WRITTEN REQUEST =>
Pictures should be excluded; otherwise, copy every entry exactly.

WORKING DATA =>
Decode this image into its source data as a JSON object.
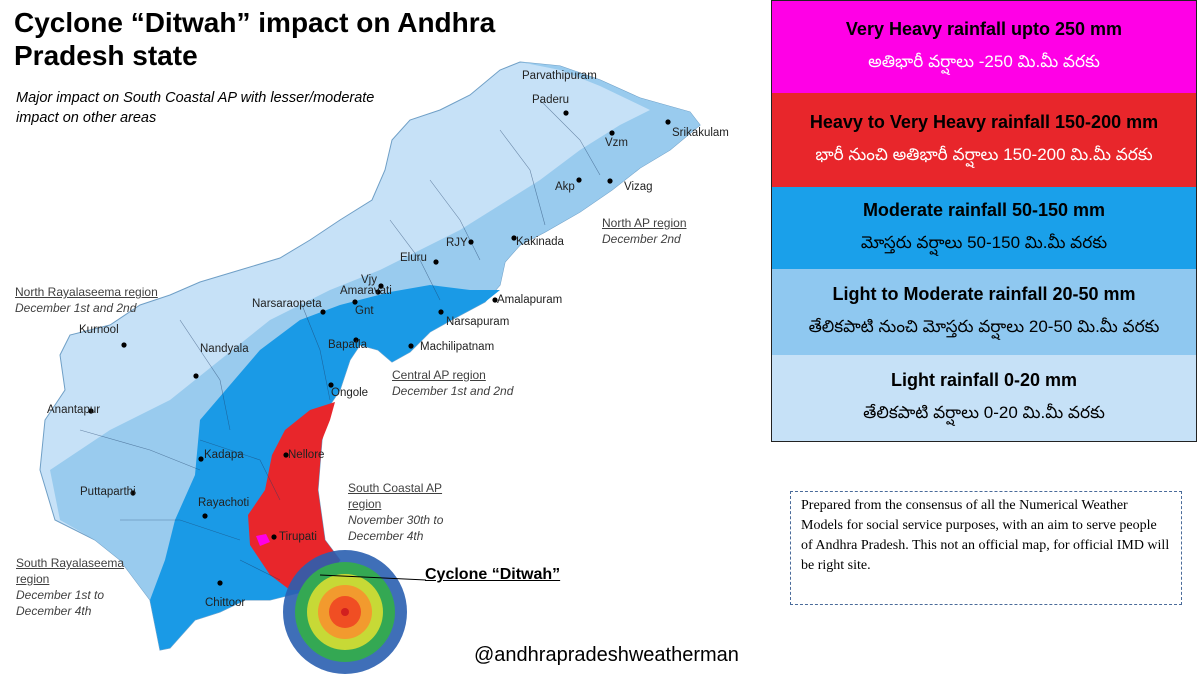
{
  "header": {
    "title": "Cyclone “Ditwah” impact on Andhra Pradesh state",
    "subtitle": "Major impact on South Coastal AP with lesser/moderate impact on other areas"
  },
  "map": {
    "cities": [
      "Parvathipuram",
      "Paderu",
      "Vzm",
      "Srikakulam",
      "Akp",
      "Vizag",
      "Kakinada",
      "RJY",
      "Eluru",
      "Vjy",
      "Amaravati",
      "Gnt",
      "Narsaraopeta",
      "Amalapuram",
      "Narsapuram",
      "Machilipatnam",
      "Bapatla",
      "Ongole",
      "Kurnool",
      "Nandyala",
      "Anantapur",
      "Kadapa",
      "Nellore",
      "Puttaparthi",
      "Rayachoti",
      "Tirupati",
      "Chittoor"
    ],
    "regions": [
      {
        "name": "North AP region",
        "dates": "December 2nd"
      },
      {
        "name": "North Rayalaseema region",
        "dates": "December 1st and 2nd"
      },
      {
        "name": "Central AP region",
        "dates": "December 1st and 2nd"
      },
      {
        "name": "South Coastal AP region",
        "dates": "November 30th to December 4th"
      },
      {
        "name": "South Rayalaseema region",
        "dates": "December 1st to December 4th"
      }
    ],
    "cyclone_label": "Cyclone “Ditwah”"
  },
  "legend": [
    {
      "english": "Very Heavy rainfall upto 250 mm",
      "telugu": "అతిభారీ వర్షాలు -250 మి.మీ వరకు",
      "color": "#ff00e6"
    },
    {
      "english": "Heavy to Very Heavy rainfall 150-200 mm",
      "telugu": "భారీ నుంచి అతిభారీ వర్షాలు 150-200 మి.మీ వరకు",
      "color": "#e8262b"
    },
    {
      "english": "Moderate rainfall 50-150 mm",
      "telugu": "మోస్తరు వర్షాలు 50-150 మి.మీ వరకు",
      "color": "#1aa0ea"
    },
    {
      "english": "Light to Moderate rainfall 20-50 mm",
      "telugu": "తేలికపాటి నుంచి మోస్తరు వర్షాలు 20-50 మి.మీ వరకు",
      "color": "#8fc8f0"
    },
    {
      "english": "Light rainfall 0-20 mm",
      "telugu": "తేలికపాటి వర్షాలు 0-20 మి.మీ వరకు",
      "color": "#c6e1f7"
    }
  ],
  "note": "Prepared from the consensus of all the Numerical Weather Models for social service purposes,  with an aim to serve people of Andhra Pradesh. This not an official map, for official IMD will be right site.",
  "footer": {
    "handle": "@andhrapradeshweatherman"
  }
}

CORRECT RESULT =>
Decode this image into its source data as a JSON object.
{
  "header": {
    "title": "Cyclone “Ditwah” impact on Andhra Pradesh state",
    "subtitle": "Major impact on South Coastal AP with lesser/moderate impact on other areas"
  },
  "map": {
    "cities": [
      "Parvathipuram",
      "Paderu",
      "Vzm",
      "Srikakulam",
      "Akp",
      "Vizag",
      "Kakinada",
      "RJY",
      "Eluru",
      "Vjy",
      "Amaravati",
      "Gnt",
      "Narsaraopeta",
      "Amalapuram",
      "Narsapuram",
      "Machilipatnam",
      "Bapatla",
      "Ongole",
      "Kurnool",
      "Nandyala",
      "Anantapur",
      "Kadapa",
      "Nellore",
      "Puttaparthi",
      "Rayachoti",
      "Tirupati",
      "Chittoor"
    ],
    "regions": [
      {
        "name": "North AP region",
        "dates": "December 2nd"
      },
      {
        "name": "North Rayalaseema region",
        "dates": "December 1st and 2nd"
      },
      {
        "name": "Central AP region",
        "dates": "December 1st and 2nd"
      },
      {
        "name": "South Coastal AP region",
        "dates": "November 30th to December 4th"
      },
      {
        "name": "South Rayalaseema region",
        "dates": "December 1st to December 4th"
      }
    ],
    "cyclone_label": "Cyclone “Ditwah”"
  },
  "legend": [
    {
      "english": "Very Heavy rainfall upto 250 mm",
      "telugu": "అతిభారీ వర్షాలు -250 మి.మీ వరకు",
      "color": "#ff00e6"
    },
    {
      "english": "Heavy to Very Heavy rainfall 150-200 mm",
      "telugu": "భారీ నుంచి అతిభారీ వర్షాలు 150-200 మి.మీ వరకు",
      "color": "#e8262b"
    },
    {
      "english": "Moderate rainfall 50-150 mm",
      "telugu": "మోస్తరు వర్షాలు 50-150 మి.మీ వరకు",
      "color": "#1aa0ea"
    },
    {
      "english": "Light to Moderate rainfall 20-50 mm",
      "telugu": "తేలికపాటి నుంచి మోస్తరు వర్షాలు 20-50 మి.మీ వరకు",
      "color": "#8fc8f0"
    },
    {
      "english": "Light rainfall 0-20 mm",
      "telugu": "తేలికపాటి వర్షాలు 0-20 మి.మీ వరకు",
      "color": "#c6e1f7"
    }
  ],
  "note": "Prepared from the consensus of all the Numerical Weather Models for social service purposes,  with an aim to serve people of Andhra Pradesh. This not an official map, for official IMD will be right site.",
  "footer": {
    "handle": "@andhrapradeshweatherman"
  }
}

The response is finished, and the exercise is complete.